--- Begin Data shown ---

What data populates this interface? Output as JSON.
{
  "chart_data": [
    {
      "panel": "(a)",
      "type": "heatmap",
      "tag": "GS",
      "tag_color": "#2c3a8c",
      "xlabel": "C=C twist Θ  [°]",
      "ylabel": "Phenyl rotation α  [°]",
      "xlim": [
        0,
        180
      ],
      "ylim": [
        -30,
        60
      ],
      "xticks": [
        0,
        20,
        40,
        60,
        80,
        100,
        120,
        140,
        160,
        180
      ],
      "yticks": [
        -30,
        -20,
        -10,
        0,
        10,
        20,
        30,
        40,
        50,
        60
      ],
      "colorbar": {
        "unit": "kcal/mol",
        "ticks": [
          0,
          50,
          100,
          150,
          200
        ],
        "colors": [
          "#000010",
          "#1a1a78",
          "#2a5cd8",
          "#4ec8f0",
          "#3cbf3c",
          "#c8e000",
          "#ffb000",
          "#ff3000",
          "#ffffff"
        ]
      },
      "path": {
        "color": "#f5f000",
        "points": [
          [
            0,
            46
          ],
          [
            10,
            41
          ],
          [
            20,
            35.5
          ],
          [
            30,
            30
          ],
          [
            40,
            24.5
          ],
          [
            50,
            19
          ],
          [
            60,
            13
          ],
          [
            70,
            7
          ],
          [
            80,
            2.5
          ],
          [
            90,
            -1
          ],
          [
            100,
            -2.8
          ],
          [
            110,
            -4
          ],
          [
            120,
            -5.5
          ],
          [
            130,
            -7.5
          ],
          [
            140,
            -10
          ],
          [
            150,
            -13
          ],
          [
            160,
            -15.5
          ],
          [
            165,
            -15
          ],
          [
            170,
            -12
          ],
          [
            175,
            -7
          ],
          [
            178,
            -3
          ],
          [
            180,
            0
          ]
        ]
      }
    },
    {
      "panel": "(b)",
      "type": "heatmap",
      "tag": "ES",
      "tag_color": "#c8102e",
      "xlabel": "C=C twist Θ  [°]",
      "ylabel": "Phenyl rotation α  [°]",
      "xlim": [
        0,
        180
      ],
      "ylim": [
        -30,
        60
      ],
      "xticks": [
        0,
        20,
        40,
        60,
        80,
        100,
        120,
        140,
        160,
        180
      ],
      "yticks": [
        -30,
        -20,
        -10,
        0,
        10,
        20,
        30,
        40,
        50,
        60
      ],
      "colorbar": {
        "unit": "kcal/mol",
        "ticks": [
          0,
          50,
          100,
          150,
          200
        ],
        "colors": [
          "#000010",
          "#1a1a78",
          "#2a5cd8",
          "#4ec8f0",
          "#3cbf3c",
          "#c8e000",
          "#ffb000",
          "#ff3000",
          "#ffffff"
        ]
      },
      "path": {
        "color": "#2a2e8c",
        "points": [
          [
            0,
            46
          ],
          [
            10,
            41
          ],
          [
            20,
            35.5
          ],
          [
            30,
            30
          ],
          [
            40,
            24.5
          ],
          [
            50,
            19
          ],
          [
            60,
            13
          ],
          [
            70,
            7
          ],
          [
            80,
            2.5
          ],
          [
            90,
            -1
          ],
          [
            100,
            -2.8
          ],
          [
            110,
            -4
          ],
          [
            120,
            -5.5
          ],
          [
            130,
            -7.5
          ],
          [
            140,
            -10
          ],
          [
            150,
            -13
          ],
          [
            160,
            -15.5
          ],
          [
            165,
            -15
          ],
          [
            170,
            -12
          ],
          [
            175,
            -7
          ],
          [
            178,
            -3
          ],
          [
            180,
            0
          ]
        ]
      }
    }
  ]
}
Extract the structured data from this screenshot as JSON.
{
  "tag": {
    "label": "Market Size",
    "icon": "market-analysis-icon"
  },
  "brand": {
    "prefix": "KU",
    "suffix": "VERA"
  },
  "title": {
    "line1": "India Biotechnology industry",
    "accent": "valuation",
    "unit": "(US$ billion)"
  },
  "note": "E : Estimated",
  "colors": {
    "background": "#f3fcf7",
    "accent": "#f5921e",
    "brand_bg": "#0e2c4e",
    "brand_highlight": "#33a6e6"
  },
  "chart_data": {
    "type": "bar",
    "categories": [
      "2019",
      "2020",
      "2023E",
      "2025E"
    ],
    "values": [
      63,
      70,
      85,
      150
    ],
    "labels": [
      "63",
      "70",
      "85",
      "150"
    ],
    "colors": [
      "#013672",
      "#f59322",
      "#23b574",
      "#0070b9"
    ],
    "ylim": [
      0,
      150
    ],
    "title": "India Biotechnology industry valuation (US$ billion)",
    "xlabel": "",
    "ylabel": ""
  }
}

--- End Data shown ---

:: Request ::
Quote the line that contains "Extract the structured" and each line after it through the end of the data, exactly, leaving out everything else.

:: Task response ::
Extract the structured data from this screenshot as JSON.
{
  "tag": {
    "label": "Market Size",
    "icon": "market-analysis-icon"
  },
  "brand": {
    "prefix": "KU",
    "suffix": "VERA"
  },
  "title": {
    "line1": "India Biotechnology industry",
    "accent": "valuation",
    "unit": "(US$ billion)"
  },
  "note": "E : Estimated",
  "colors": {
    "background": "#f3fcf7",
    "accent": "#f5921e",
    "brand_bg": "#0e2c4e",
    "brand_highlight": "#33a6e6"
  },
  "chart_data": {
    "type": "bar",
    "categories": [
      "2019",
      "2020",
      "2023E",
      "2025E"
    ],
    "values": [
      63,
      70,
      85,
      150
    ],
    "labels": [
      "63",
      "70",
      "85",
      "150"
    ],
    "colors": [
      "#013672",
      "#f59322",
      "#23b574",
      "#0070b9"
    ],
    "ylim": [
      0,
      150
    ],
    "title": "India Biotechnology industry valuation (US$ billion)",
    "xlabel": "",
    "ylabel": ""
  }
}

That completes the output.